* BEGIN *

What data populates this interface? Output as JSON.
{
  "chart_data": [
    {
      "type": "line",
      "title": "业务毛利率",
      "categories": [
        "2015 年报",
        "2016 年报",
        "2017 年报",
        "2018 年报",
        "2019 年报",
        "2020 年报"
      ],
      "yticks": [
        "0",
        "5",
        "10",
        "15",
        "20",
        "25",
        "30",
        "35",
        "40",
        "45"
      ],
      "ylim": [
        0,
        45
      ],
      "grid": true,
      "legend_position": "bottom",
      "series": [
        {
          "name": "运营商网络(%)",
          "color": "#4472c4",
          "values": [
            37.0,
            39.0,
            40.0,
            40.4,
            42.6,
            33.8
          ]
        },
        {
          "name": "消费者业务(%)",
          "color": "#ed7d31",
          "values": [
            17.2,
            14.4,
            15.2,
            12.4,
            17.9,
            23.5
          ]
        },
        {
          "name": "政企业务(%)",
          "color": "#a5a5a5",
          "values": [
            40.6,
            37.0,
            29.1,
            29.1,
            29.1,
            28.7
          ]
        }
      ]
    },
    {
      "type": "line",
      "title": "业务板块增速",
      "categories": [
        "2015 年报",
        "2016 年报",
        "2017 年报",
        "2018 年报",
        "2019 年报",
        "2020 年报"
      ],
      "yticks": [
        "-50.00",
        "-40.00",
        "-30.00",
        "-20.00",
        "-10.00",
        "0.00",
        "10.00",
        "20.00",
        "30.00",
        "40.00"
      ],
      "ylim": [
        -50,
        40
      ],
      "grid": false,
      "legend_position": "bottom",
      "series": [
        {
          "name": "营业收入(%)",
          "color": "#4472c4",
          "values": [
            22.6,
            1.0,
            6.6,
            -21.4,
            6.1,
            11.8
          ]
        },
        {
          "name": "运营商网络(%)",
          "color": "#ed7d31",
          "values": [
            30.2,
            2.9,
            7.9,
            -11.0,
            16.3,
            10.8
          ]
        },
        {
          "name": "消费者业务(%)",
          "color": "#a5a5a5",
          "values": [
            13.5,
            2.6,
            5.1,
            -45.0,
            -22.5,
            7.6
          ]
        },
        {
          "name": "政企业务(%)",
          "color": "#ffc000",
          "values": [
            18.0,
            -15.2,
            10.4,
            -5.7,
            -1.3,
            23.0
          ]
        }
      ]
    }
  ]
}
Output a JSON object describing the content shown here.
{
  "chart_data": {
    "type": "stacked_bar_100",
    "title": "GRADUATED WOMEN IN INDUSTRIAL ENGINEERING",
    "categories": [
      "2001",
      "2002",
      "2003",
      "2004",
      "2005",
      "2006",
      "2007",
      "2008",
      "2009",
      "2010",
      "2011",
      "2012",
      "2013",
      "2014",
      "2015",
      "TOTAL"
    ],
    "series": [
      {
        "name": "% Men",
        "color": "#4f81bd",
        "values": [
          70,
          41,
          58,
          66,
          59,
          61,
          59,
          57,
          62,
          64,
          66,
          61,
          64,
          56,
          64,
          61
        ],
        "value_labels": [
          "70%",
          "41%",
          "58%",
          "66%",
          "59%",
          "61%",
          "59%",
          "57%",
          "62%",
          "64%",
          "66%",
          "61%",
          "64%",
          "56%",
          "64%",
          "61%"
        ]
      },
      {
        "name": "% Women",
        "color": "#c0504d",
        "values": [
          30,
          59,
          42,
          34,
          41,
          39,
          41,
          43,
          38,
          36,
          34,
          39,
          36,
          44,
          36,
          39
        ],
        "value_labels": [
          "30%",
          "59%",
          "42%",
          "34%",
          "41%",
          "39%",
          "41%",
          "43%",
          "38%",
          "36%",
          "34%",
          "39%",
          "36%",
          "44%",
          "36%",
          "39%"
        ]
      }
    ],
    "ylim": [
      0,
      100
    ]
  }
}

* END *

- [THE TASK] Take the entries above and transcribe them exactly.

- [EXERCISE SOLUTION]
What data populates this interface? Output as JSON.
{
  "chart_data": [
    {
      "type": "line",
      "title": "业务毛利率",
      "categories": [
        "2015 年报",
        "2016 年报",
        "2017 年报",
        "2018 年报",
        "2019 年报",
        "2020 年报"
      ],
      "yticks": [
        "0",
        "5",
        "10",
        "15",
        "20",
        "25",
        "30",
        "35",
        "40",
        "45"
      ],
      "ylim": [
        0,
        45
      ],
      "grid": true,
      "legend_position": "bottom",
      "series": [
        {
          "name": "运营商网络(%)",
          "color": "#4472c4",
          "values": [
            37.0,
            39.0,
            40.0,
            40.4,
            42.6,
            33.8
          ]
        },
        {
          "name": "消费者业务(%)",
          "color": "#ed7d31",
          "values": [
            17.2,
            14.4,
            15.2,
            12.4,
            17.9,
            23.5
          ]
        },
        {
          "name": "政企业务(%)",
          "color": "#a5a5a5",
          "values": [
            40.6,
            37.0,
            29.1,
            29.1,
            29.1,
            28.7
          ]
        }
      ]
    },
    {
      "type": "line",
      "title": "业务板块增速",
      "categories": [
        "2015 年报",
        "2016 年报",
        "2017 年报",
        "2018 年报",
        "2019 年报",
        "2020 年报"
      ],
      "yticks": [
        "-50.00",
        "-40.00",
        "-30.00",
        "-20.00",
        "-10.00",
        "0.00",
        "10.00",
        "20.00",
        "30.00",
        "40.00"
      ],
      "ylim": [
        -50,
        40
      ],
      "grid": false,
      "legend_position": "bottom",
      "series": [
        {
          "name": "营业收入(%)",
          "color": "#4472c4",
          "values": [
            22.6,
            1.0,
            6.6,
            -21.4,
            6.1,
            11.8
          ]
        },
        {
          "name": "运营商网络(%)",
          "color": "#ed7d31",
          "values": [
            30.2,
            2.9,
            7.9,
            -11.0,
            16.3,
            10.8
          ]
        },
        {
          "name": "消费者业务(%)",
          "color": "#a5a5a5",
          "values": [
            13.5,
            2.6,
            5.1,
            -45.0,
            -22.5,
            7.6
          ]
        },
        {
          "name": "政企业务(%)",
          "color": "#ffc000",
          "values": [
            18.0,
            -15.2,
            10.4,
            -5.7,
            -1.3,
            23.0
          ]
        }
      ]
    }
  ]
}
Output a JSON object describing the content shown here.
{
  "chart_data": {
    "type": "stacked_bar_100",
    "title": "GRADUATED WOMEN IN INDUSTRIAL ENGINEERING",
    "categories": [
      "2001",
      "2002",
      "2003",
      "2004",
      "2005",
      "2006",
      "2007",
      "2008",
      "2009",
      "2010",
      "2011",
      "2012",
      "2013",
      "2014",
      "2015",
      "TOTAL"
    ],
    "series": [
      {
        "name": "% Men",
        "color": "#4f81bd",
        "values": [
          70,
          41,
          58,
          66,
          59,
          61,
          59,
          57,
          62,
          64,
          66,
          61,
          64,
          56,
          64,
          61
        ],
        "value_labels": [
          "70%",
          "41%",
          "58%",
          "66%",
          "59%",
          "61%",
          "59%",
          "57%",
          "62%",
          "64%",
          "66%",
          "61%",
          "64%",
          "56%",
          "64%",
          "61%"
        ]
      },
      {
        "name": "% Women",
        "color": "#c0504d",
        "values": [
          30,
          59,
          42,
          34,
          41,
          39,
          41,
          43,
          38,
          36,
          34,
          39,
          36,
          44,
          36,
          39
        ],
        "value_labels": [
          "30%",
          "59%",
          "42%",
          "34%",
          "41%",
          "39%",
          "41%",
          "43%",
          "38%",
          "36%",
          "34%",
          "39%",
          "36%",
          "44%",
          "36%",
          "39%"
        ]
      }
    ],
    "ylim": [
      0,
      100
    ]
  }
}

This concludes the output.